◆ **Exercise requirements**: Repeat, exactly and completely, the entries shown underneath.

>> start

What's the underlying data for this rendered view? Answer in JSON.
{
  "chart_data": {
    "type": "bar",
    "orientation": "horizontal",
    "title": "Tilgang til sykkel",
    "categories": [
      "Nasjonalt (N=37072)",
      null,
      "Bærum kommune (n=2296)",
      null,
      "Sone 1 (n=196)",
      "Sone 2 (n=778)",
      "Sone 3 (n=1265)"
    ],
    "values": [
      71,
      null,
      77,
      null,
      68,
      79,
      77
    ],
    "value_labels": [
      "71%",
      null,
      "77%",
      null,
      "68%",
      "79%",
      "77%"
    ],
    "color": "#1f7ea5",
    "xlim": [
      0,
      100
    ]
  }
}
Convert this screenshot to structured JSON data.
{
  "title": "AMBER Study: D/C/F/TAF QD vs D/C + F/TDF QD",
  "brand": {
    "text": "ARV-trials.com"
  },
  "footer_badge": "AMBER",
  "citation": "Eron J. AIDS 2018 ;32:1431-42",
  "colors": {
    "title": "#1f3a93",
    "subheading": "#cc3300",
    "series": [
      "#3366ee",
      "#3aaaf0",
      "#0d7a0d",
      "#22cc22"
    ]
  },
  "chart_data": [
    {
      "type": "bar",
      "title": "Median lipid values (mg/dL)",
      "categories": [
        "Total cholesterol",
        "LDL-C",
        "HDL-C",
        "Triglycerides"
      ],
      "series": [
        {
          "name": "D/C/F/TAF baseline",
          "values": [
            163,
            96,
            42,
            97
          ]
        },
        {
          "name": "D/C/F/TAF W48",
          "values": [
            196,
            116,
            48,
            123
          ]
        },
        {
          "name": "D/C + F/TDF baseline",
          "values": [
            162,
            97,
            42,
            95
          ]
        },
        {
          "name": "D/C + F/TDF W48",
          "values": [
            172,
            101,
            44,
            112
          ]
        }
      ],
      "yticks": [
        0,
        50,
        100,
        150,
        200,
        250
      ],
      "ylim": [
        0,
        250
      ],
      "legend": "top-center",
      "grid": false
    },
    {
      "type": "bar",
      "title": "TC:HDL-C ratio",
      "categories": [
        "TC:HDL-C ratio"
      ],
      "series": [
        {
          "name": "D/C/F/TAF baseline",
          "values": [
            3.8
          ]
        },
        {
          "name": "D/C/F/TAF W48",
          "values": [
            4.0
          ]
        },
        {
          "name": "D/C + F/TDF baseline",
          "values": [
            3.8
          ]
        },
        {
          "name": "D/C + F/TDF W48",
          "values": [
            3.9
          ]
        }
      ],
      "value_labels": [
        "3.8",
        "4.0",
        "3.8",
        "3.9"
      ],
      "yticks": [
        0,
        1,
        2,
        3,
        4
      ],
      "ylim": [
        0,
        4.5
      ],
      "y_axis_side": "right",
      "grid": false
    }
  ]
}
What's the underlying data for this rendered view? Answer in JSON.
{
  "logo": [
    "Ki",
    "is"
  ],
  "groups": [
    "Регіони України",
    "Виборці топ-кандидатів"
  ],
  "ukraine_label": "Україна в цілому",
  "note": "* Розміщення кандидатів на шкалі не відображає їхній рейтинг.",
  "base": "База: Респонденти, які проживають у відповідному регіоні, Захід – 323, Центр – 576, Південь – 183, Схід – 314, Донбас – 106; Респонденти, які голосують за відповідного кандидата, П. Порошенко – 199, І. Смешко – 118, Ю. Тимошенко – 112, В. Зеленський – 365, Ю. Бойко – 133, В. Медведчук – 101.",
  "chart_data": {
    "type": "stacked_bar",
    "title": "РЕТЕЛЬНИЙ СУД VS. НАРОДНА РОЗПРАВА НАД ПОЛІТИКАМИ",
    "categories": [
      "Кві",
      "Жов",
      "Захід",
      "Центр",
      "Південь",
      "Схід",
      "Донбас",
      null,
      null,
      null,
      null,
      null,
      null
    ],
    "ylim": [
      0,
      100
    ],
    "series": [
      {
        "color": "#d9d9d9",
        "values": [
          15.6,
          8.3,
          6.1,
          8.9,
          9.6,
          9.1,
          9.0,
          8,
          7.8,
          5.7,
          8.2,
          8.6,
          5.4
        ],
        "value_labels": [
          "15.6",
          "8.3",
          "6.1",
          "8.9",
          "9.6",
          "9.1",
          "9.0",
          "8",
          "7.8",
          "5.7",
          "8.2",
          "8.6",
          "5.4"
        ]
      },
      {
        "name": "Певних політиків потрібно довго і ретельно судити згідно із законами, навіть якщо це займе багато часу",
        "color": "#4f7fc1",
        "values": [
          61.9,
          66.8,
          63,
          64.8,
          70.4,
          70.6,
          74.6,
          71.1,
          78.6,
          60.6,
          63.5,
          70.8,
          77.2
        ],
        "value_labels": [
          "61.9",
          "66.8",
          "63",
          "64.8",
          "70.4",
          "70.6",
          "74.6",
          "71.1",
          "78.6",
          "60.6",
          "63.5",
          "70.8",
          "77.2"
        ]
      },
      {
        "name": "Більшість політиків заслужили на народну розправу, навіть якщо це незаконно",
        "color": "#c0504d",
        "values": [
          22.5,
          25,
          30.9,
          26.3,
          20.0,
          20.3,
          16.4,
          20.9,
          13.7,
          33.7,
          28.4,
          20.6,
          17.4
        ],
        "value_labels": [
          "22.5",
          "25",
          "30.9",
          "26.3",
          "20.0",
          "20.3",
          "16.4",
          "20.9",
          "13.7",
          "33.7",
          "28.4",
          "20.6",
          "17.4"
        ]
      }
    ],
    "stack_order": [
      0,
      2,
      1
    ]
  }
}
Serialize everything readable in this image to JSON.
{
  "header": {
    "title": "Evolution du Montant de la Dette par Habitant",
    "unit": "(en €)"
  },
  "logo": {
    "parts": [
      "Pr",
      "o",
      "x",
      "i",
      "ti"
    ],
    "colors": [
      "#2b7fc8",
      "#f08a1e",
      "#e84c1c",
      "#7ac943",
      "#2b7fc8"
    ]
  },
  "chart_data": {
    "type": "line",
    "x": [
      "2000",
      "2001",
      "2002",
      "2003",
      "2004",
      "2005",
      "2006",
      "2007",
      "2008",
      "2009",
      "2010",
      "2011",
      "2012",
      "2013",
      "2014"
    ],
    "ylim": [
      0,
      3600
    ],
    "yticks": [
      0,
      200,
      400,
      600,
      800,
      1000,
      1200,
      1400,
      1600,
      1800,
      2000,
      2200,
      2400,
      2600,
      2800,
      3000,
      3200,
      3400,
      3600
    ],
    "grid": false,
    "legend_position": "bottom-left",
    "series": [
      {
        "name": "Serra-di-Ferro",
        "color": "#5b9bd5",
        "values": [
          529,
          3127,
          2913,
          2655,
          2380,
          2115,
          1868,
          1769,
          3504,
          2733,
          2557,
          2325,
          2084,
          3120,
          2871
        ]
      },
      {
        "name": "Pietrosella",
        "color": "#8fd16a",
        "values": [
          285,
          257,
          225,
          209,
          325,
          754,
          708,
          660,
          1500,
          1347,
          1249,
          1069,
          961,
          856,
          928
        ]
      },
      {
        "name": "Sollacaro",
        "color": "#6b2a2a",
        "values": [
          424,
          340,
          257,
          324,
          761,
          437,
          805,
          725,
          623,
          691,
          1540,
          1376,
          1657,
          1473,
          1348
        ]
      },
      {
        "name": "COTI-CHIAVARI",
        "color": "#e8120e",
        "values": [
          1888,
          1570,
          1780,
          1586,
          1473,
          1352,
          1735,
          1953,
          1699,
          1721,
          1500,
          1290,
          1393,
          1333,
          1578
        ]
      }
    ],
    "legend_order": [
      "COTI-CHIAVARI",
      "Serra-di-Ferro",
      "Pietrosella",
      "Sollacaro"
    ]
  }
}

>> end

◆ **The result**:
What's the underlying data for this rendered view? Answer in JSON.
{
  "chart_data": {
    "type": "bar",
    "orientation": "horizontal",
    "title": "Tilgang til sykkel",
    "categories": [
      "Nasjonalt (N=37072)",
      null,
      "Bærum kommune (n=2296)",
      null,
      "Sone 1 (n=196)",
      "Sone 2 (n=778)",
      "Sone 3 (n=1265)"
    ],
    "values": [
      71,
      null,
      77,
      null,
      68,
      79,
      77
    ],
    "value_labels": [
      "71%",
      null,
      "77%",
      null,
      "68%",
      "79%",
      "77%"
    ],
    "color": "#1f7ea5",
    "xlim": [
      0,
      100
    ]
  }
}
Convert this screenshot to structured JSON data.
{
  "title": "AMBER Study: D/C/F/TAF QD vs D/C + F/TDF QD",
  "brand": {
    "text": "ARV-trials.com"
  },
  "footer_badge": "AMBER",
  "citation": "Eron J. AIDS 2018 ;32:1431-42",
  "colors": {
    "title": "#1f3a93",
    "subheading": "#cc3300",
    "series": [
      "#3366ee",
      "#3aaaf0",
      "#0d7a0d",
      "#22cc22"
    ]
  },
  "chart_data": [
    {
      "type": "bar",
      "title": "Median lipid values (mg/dL)",
      "categories": [
        "Total cholesterol",
        "LDL-C",
        "HDL-C",
        "Triglycerides"
      ],
      "series": [
        {
          "name": "D/C/F/TAF baseline",
          "values": [
            163,
            96,
            42,
            97
          ]
        },
        {
          "name": "D/C/F/TAF W48",
          "values": [
            196,
            116,
            48,
            123
          ]
        },
        {
          "name": "D/C + F/TDF baseline",
          "values": [
            162,
            97,
            42,
            95
          ]
        },
        {
          "name": "D/C + F/TDF W48",
          "values": [
            172,
            101,
            44,
            112
          ]
        }
      ],
      "yticks": [
        0,
        50,
        100,
        150,
        200,
        250
      ],
      "ylim": [
        0,
        250
      ],
      "legend": "top-center",
      "grid": false
    },
    {
      "type": "bar",
      "title": "TC:HDL-C ratio",
      "categories": [
        "TC:HDL-C ratio"
      ],
      "series": [
        {
          "name": "D/C/F/TAF baseline",
          "values": [
            3.8
          ]
        },
        {
          "name": "D/C/F/TAF W48",
          "values": [
            4.0
          ]
        },
        {
          "name": "D/C + F/TDF baseline",
          "values": [
            3.8
          ]
        },
        {
          "name": "D/C + F/TDF W48",
          "values": [
            3.9
          ]
        }
      ],
      "value_labels": [
        "3.8",
        "4.0",
        "3.8",
        "3.9"
      ],
      "yticks": [
        0,
        1,
        2,
        3,
        4
      ],
      "ylim": [
        0,
        4.5
      ],
      "y_axis_side": "right",
      "grid": false
    }
  ]
}
What's the underlying data for this rendered view? Answer in JSON.
{
  "logo": [
    "Ki",
    "is"
  ],
  "groups": [
    "Регіони України",
    "Виборці топ-кандидатів"
  ],
  "ukraine_label": "Україна в цілому",
  "note": "* Розміщення кандидатів на шкалі не відображає їхній рейтинг.",
  "base": "База: Респонденти, які проживають у відповідному регіоні, Захід – 323, Центр – 576, Південь – 183, Схід – 314, Донбас – 106; Респонденти, які голосують за відповідного кандидата, П. Порошенко – 199, І. Смешко – 118, Ю. Тимошенко – 112, В. Зеленський – 365, Ю. Бойко – 133, В. Медведчук – 101.",
  "chart_data": {
    "type": "stacked_bar",
    "title": "РЕТЕЛЬНИЙ СУД VS. НАРОДНА РОЗПРАВА НАД ПОЛІТИКАМИ",
    "categories": [
      "Кві",
      "Жов",
      "Захід",
      "Центр",
      "Південь",
      "Схід",
      "Донбас",
      null,
      null,
      null,
      null,
      null,
      null
    ],
    "ylim": [
      0,
      100
    ],
    "series": [
      {
        "color": "#d9d9d9",
        "values": [
          15.6,
          8.3,
          6.1,
          8.9,
          9.6,
          9.1,
          9.0,
          8,
          7.8,
          5.7,
          8.2,
          8.6,
          5.4
        ],
        "value_labels": [
          "15.6",
          "8.3",
          "6.1",
          "8.9",
          "9.6",
          "9.1",
          "9.0",
          "8",
          "7.8",
          "5.7",
          "8.2",
          "8.6",
          "5.4"
        ]
      },
      {
        "name": "Певних політиків потрібно довго і ретельно судити згідно із законами, навіть якщо це займе багато часу",
        "color": "#4f7fc1",
        "values": [
          61.9,
          66.8,
          63,
          64.8,
          70.4,
          70.6,
          74.6,
          71.1,
          78.6,
          60.6,
          63.5,
          70.8,
          77.2
        ],
        "value_labels": [
          "61.9",
          "66.8",
          "63",
          "64.8",
          "70.4",
          "70.6",
          "74.6",
          "71.1",
          "78.6",
          "60.6",
          "63.5",
          "70.8",
          "77.2"
        ]
      },
      {
        "name": "Більшість політиків заслужили на народну розправу, навіть якщо це незаконно",
        "color": "#c0504d",
        "values": [
          22.5,
          25,
          30.9,
          26.3,
          20.0,
          20.3,
          16.4,
          20.9,
          13.7,
          33.7,
          28.4,
          20.6,
          17.4
        ],
        "value_labels": [
          "22.5",
          "25",
          "30.9",
          "26.3",
          "20.0",
          "20.3",
          "16.4",
          "20.9",
          "13.7",
          "33.7",
          "28.4",
          "20.6",
          "17.4"
        ]
      }
    ],
    "stack_order": [
      0,
      2,
      1
    ]
  }
}
Serialize everything readable in this image to JSON.
{
  "header": {
    "title": "Evolution du Montant de la Dette par Habitant",
    "unit": "(en €)"
  },
  "logo": {
    "parts": [
      "Pr",
      "o",
      "x",
      "i",
      "ti"
    ],
    "colors": [
      "#2b7fc8",
      "#f08a1e",
      "#e84c1c",
      "#7ac943",
      "#2b7fc8"
    ]
  },
  "chart_data": {
    "type": "line",
    "x": [
      "2000",
      "2001",
      "2002",
      "2003",
      "2004",
      "2005",
      "2006",
      "2007",
      "2008",
      "2009",
      "2010",
      "2011",
      "2012",
      "2013",
      "2014"
    ],
    "ylim": [
      0,
      3600
    ],
    "yticks": [
      0,
      200,
      400,
      600,
      800,
      1000,
      1200,
      1400,
      1600,
      1800,
      2000,
      2200,
      2400,
      2600,
      2800,
      3000,
      3200,
      3400,
      3600
    ],
    "grid": false,
    "legend_position": "bottom-left",
    "series": [
      {
        "name": "Serra-di-Ferro",
        "color": "#5b9bd5",
        "values": [
          529,
          3127,
          2913,
          2655,
          2380,
          2115,
          1868,
          1769,
          3504,
          2733,
          2557,
          2325,
          2084,
          3120,
          2871
        ]
      },
      {
        "name": "Pietrosella",
        "color": "#8fd16a",
        "values": [
          285,
          257,
          225,
          209,
          325,
          754,
          708,
          660,
          1500,
          1347,
          1249,
          1069,
          961,
          856,
          928
        ]
      },
      {
        "name": "Sollacaro",
        "color": "#6b2a2a",
        "values": [
          424,
          340,
          257,
          324,
          761,
          437,
          805,
          725,
          623,
          691,
          1540,
          1376,
          1657,
          1473,
          1348
        ]
      },
      {
        "name": "COTI-CHIAVARI",
        "color": "#e8120e",
        "values": [
          1888,
          1570,
          1780,
          1586,
          1473,
          1352,
          1735,
          1953,
          1699,
          1721,
          1500,
          1290,
          1393,
          1333,
          1578
        ]
      }
    ],
    "legend_order": [
      "COTI-CHIAVARI",
      "Serra-di-Ferro",
      "Pietrosella",
      "Sollacaro"
    ]
  }
}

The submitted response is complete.